Selected excerpt =
What we’ve been looking at these past weeks are ideas or concepts to be considered. Each is nothing more than a suggestion — something to be played with, tested out, evaluated.


builderBut… this is how I always build doors!

The test of the effectiveness of anything is whether it gets the results you want. It’s this same with this list of “rules.”


We’d like to think that there are simple, easy, universal behaviours that always get great results. The joke is, the list we propose consists of things we’re already doing. We’ll say, “This is the way it is,” even when it isn’t.


We tend to miss our own self-serving behaviours, and get ticked off when people won’t go along with us. We say, “It’s in ________’s best interest,” when we mean, “It’s in my best interest.”


It takes a great deal of maturity to see the games we are playing, day in, day out. It takes no effort at all to notice the games others are playing. This is why it’s so important to learn to listen to yourself; to hear yourself as you express yourself.


And then to ask the key question: “What is my goal here? What do I really want?”

Objective 1 =
Answer these questions about the passage on testing rules:
(a) What is the test of the effectiveness of anything?
(b) What takes no effort at all?
(c) What is the key question to ask?

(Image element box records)
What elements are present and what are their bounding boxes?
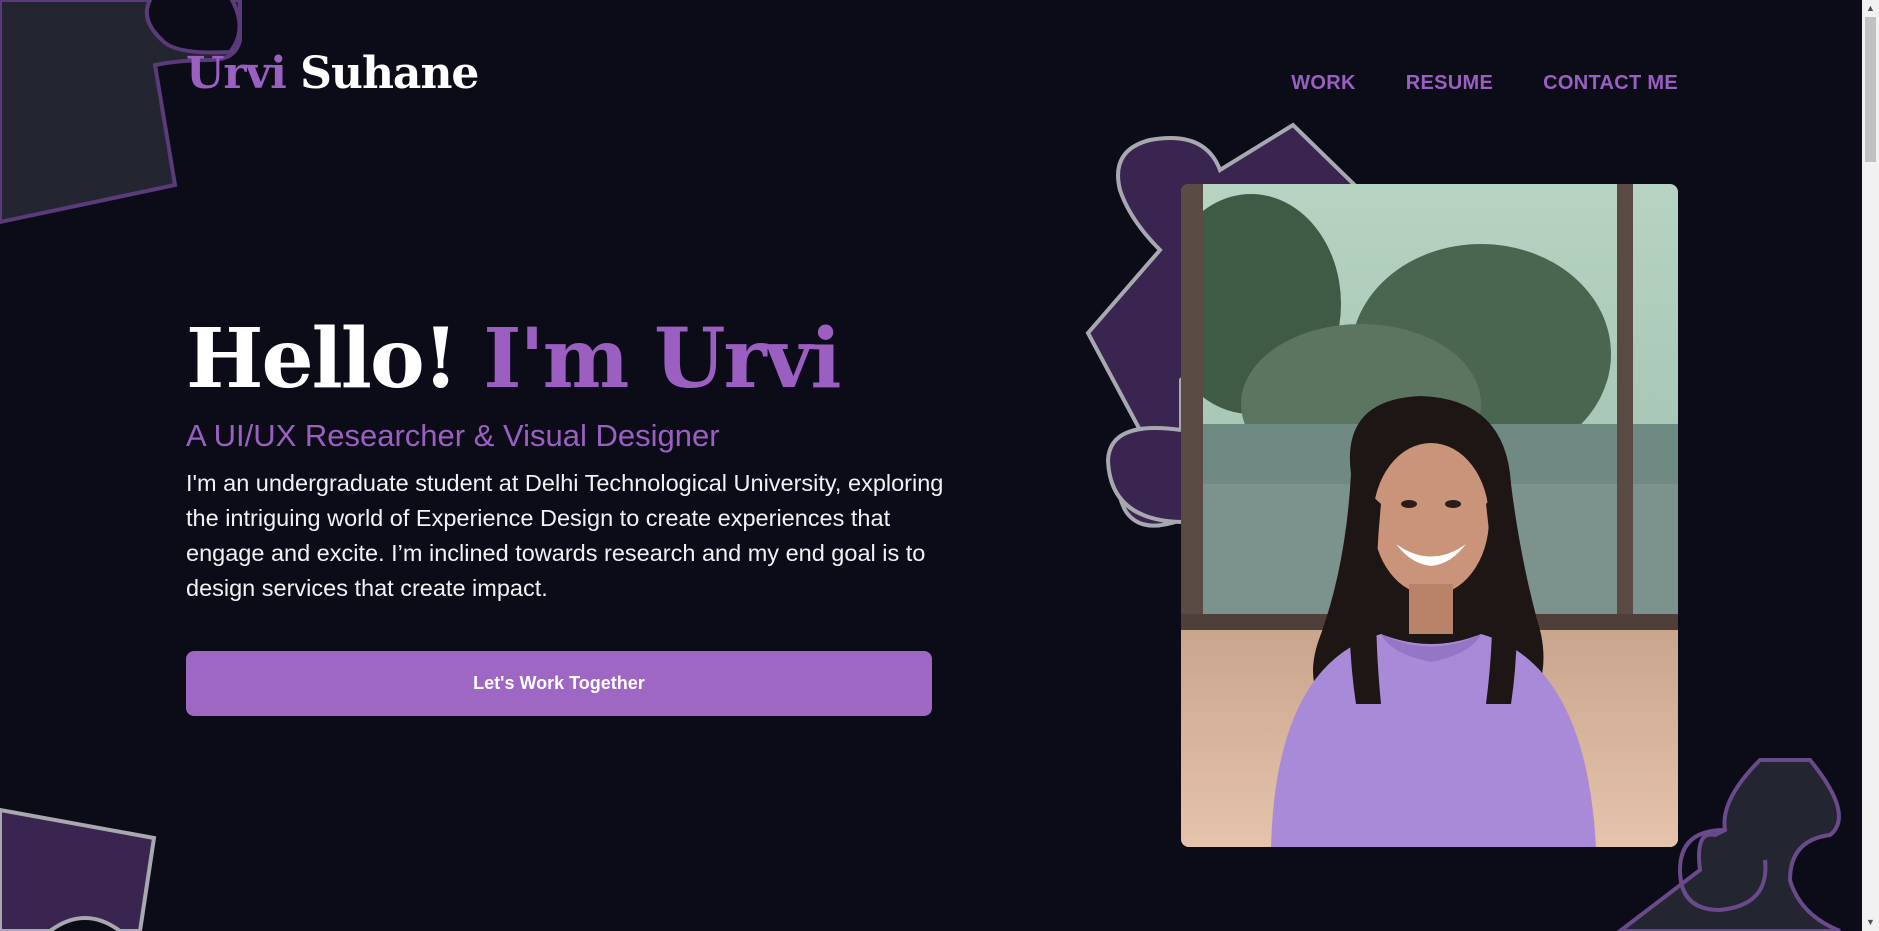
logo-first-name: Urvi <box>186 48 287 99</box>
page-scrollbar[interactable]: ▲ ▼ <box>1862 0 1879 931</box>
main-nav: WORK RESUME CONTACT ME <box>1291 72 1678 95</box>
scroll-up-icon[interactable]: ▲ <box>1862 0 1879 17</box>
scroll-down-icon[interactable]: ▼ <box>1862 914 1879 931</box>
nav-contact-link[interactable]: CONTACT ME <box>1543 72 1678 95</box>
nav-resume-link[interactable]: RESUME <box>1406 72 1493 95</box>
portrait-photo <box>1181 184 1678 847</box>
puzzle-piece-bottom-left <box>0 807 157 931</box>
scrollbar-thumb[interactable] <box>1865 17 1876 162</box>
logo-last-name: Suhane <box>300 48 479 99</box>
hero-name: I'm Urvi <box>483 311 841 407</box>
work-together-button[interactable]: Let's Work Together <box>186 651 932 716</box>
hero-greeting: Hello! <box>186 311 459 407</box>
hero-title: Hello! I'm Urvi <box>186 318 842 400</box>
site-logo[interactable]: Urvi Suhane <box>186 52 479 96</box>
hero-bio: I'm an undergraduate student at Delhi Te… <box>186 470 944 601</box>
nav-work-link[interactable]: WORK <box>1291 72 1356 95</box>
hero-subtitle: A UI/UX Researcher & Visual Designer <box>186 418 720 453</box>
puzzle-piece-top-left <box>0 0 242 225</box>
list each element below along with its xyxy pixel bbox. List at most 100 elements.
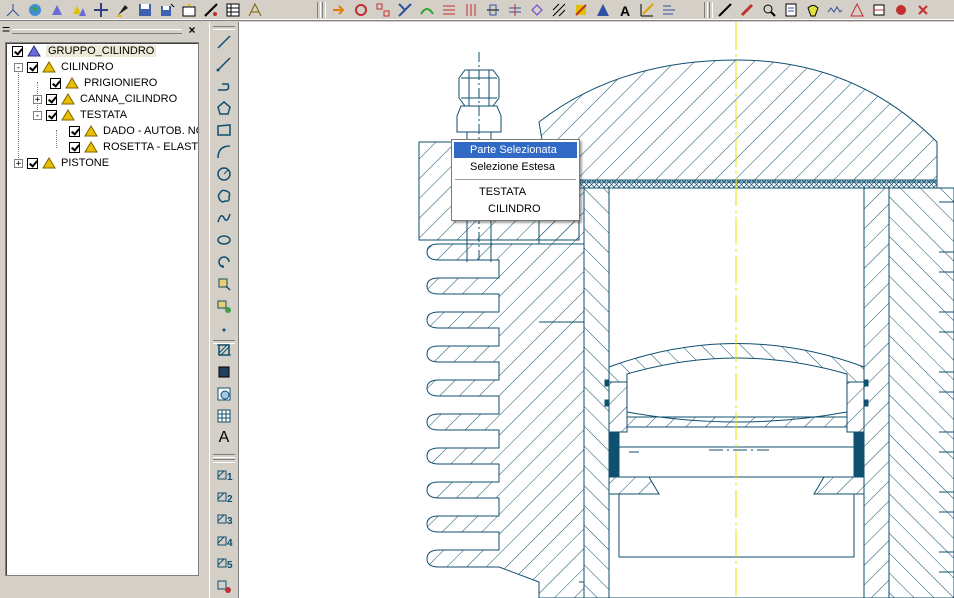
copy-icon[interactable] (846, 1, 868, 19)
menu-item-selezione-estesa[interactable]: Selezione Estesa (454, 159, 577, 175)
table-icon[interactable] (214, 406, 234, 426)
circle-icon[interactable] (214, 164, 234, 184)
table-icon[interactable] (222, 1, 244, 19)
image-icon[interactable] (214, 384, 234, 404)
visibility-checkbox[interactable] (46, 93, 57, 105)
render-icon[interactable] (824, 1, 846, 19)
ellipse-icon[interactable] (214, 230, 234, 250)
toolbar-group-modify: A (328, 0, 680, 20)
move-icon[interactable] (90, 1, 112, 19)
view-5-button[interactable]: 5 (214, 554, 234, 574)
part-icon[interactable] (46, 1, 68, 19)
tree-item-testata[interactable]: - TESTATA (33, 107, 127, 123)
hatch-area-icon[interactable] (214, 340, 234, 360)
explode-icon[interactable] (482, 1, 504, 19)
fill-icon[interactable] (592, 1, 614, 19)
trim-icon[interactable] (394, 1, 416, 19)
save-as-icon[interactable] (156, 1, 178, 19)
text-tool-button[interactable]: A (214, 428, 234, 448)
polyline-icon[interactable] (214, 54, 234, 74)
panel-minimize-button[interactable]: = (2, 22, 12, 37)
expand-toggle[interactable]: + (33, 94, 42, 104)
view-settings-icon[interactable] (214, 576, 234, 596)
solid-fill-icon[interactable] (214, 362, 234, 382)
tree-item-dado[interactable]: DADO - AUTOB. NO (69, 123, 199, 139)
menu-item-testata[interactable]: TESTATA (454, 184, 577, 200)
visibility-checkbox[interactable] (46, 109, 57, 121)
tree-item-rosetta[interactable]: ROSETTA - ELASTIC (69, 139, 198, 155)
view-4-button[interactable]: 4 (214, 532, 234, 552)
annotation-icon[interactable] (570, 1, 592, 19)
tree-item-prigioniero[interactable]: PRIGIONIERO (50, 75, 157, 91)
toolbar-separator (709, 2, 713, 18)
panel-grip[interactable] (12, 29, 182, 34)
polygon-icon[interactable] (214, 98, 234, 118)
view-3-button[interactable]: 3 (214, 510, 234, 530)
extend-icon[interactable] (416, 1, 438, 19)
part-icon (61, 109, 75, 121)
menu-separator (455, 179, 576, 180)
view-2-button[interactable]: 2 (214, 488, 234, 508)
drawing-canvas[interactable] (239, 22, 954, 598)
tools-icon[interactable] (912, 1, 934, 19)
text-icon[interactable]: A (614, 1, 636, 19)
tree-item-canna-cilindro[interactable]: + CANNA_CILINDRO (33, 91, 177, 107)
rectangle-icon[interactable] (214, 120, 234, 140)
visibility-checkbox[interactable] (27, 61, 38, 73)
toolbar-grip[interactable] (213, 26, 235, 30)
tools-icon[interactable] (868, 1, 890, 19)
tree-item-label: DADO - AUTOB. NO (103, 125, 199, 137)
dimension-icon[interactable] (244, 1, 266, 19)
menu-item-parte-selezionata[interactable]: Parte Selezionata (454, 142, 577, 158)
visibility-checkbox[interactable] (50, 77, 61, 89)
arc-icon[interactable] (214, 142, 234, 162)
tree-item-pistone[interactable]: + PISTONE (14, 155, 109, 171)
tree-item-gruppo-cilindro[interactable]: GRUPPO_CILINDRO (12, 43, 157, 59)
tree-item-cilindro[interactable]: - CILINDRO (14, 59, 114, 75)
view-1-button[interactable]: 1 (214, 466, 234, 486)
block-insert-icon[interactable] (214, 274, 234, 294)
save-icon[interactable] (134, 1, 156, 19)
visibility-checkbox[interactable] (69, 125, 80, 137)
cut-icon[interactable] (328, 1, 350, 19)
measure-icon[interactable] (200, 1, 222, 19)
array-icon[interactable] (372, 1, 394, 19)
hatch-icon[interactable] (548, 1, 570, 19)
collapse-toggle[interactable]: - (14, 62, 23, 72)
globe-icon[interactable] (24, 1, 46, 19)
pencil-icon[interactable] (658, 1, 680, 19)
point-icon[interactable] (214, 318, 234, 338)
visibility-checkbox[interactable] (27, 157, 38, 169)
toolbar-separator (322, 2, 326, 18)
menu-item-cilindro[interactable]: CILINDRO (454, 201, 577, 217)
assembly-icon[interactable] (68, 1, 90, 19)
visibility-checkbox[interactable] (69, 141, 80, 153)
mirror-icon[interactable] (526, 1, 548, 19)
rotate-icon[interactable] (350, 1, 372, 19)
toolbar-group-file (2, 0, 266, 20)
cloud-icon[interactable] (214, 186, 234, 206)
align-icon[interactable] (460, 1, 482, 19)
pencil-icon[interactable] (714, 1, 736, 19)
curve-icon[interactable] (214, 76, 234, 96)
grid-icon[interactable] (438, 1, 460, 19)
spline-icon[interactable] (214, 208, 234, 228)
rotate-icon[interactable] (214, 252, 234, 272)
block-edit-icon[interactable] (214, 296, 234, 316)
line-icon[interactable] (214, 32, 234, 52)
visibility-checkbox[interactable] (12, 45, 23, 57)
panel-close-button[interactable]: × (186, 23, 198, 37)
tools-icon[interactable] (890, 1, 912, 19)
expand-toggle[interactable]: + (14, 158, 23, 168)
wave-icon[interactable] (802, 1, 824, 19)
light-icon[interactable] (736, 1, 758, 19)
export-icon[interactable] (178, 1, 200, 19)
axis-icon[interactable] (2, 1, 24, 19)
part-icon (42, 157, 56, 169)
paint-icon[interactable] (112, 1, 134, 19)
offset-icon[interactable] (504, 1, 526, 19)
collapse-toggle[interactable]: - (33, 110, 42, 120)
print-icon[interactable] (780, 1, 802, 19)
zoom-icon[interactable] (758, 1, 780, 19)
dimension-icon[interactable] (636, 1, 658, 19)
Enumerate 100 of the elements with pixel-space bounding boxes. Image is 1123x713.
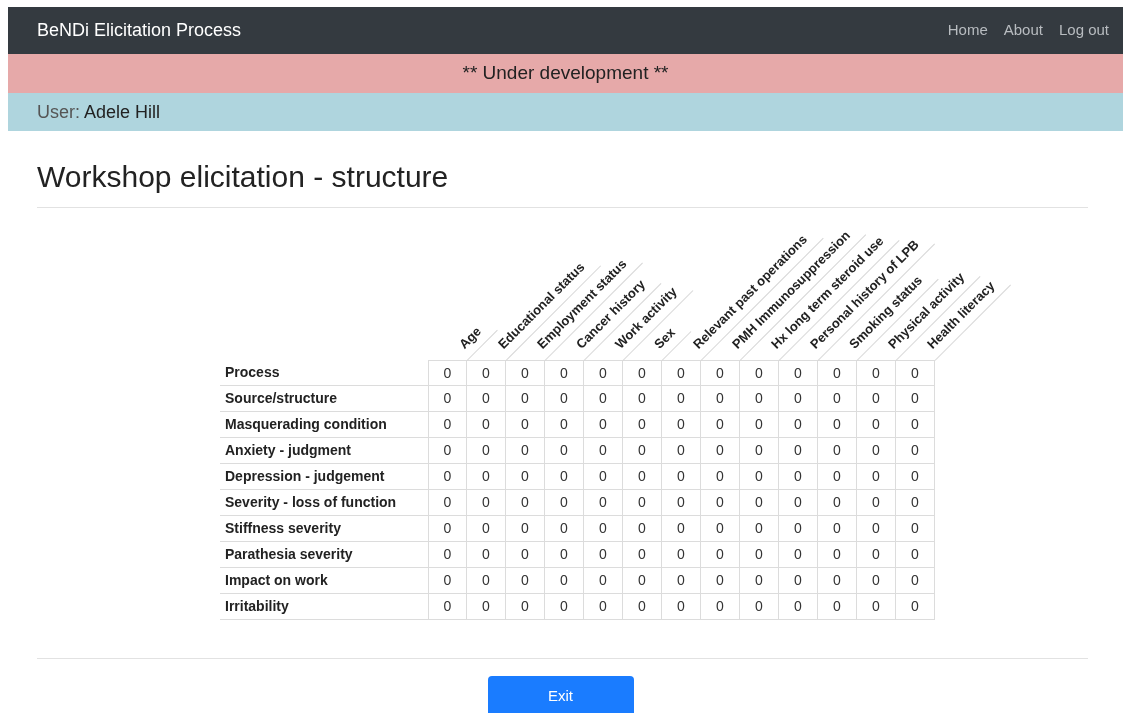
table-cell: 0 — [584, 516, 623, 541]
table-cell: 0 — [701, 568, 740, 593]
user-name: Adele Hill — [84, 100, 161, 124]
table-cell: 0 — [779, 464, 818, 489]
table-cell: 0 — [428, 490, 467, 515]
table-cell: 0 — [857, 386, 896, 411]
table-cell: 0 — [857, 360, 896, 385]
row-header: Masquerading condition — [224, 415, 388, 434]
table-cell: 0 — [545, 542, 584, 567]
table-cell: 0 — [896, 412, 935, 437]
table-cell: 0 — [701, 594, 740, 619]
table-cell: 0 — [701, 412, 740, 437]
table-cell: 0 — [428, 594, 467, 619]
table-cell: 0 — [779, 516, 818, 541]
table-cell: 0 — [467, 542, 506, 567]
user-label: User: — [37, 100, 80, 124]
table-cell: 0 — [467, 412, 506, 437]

Objective 2 =
Reproduce the rows from the first one down to and including the line containing "list each element", leaving out the pictures.

Written response 1 =
(a) Whether it gets the results you want.
(b) Noticing the games others are playing.
(c) "What is my goal here? What do I really want?"

Written response 2 =
What elements are present and what are their bounding boxes?
logo-first-name: Urvi <box>186 48 287 99</box>
page-scrollbar[interactable]: ▲ ▼ <box>1862 0 1879 931</box>
main-nav: WORK RESUME CONTACT ME <box>1291 72 1678 95</box>
scroll-up-icon[interactable]: ▲ <box>1862 0 1879 17</box>
scroll-down-icon[interactable]: ▼ <box>1862 914 1879 931</box>
nav-contact-link[interactable]: CONTACT ME <box>1543 72 1678 95</box>
nav-resume-link[interactable]: RESUME <box>1406 72 1493 95</box>
portrait-photo <box>1181 184 1678 847</box>
puzzle-piece-bottom-left <box>0 807 157 931</box>
scrollbar-thumb[interactable] <box>1865 17 1876 162</box>
logo-last-name: Suhane <box>300 48 479 99</box>
hero-name: I'm Urvi <box>483 311 841 407</box>
work-together-button[interactable]: Let's Work Together <box>186 651 932 716</box>
hero-greeting: Hello! <box>186 311 459 407</box>
hero-title: Hello! I'm Urvi <box>186 318 842 400</box>
site-logo[interactable]: Urvi Suhane <box>186 52 479 96</box>
hero-bio: I'm an undergraduate student at Delhi Te… <box>186 470 944 601</box>
nav-work-link[interactable]: WORK <box>1291 72 1356 95</box>
hero-subtitle: A UI/UX Researcher & Visual Designer <box>186 418 720 453</box>
puzzle-piece-top-left <box>0 0 242 225</box>
list each element below along with its xyxy pixel bbox. List at most 100 elements.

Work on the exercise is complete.